[DATA SHOWN]:

------------------------

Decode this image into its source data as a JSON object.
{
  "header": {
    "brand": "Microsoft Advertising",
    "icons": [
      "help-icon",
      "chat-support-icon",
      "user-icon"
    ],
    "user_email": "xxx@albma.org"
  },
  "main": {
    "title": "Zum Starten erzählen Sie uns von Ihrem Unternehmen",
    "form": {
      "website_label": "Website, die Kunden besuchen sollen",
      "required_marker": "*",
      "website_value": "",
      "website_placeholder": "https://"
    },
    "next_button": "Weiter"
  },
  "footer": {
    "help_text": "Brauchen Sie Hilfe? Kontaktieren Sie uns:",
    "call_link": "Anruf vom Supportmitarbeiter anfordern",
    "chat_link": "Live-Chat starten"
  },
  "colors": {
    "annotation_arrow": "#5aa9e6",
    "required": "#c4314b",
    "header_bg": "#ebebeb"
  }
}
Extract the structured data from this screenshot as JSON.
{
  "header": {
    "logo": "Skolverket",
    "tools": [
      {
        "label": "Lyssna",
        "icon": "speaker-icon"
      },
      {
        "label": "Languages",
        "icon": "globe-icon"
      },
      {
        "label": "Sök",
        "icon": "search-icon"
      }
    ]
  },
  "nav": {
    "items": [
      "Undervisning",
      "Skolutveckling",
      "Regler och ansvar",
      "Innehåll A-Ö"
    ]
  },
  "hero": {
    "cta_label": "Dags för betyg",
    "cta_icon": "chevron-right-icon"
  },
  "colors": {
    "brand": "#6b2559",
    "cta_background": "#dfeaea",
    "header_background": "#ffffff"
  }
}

------------------------

[PROBLEM DESCRIPTION]: Show every line where the string "this" appears.

[RESPONSE]:
Decode this image into its source data as a JSON object.
Extract the structured data from this screenshot as JSON.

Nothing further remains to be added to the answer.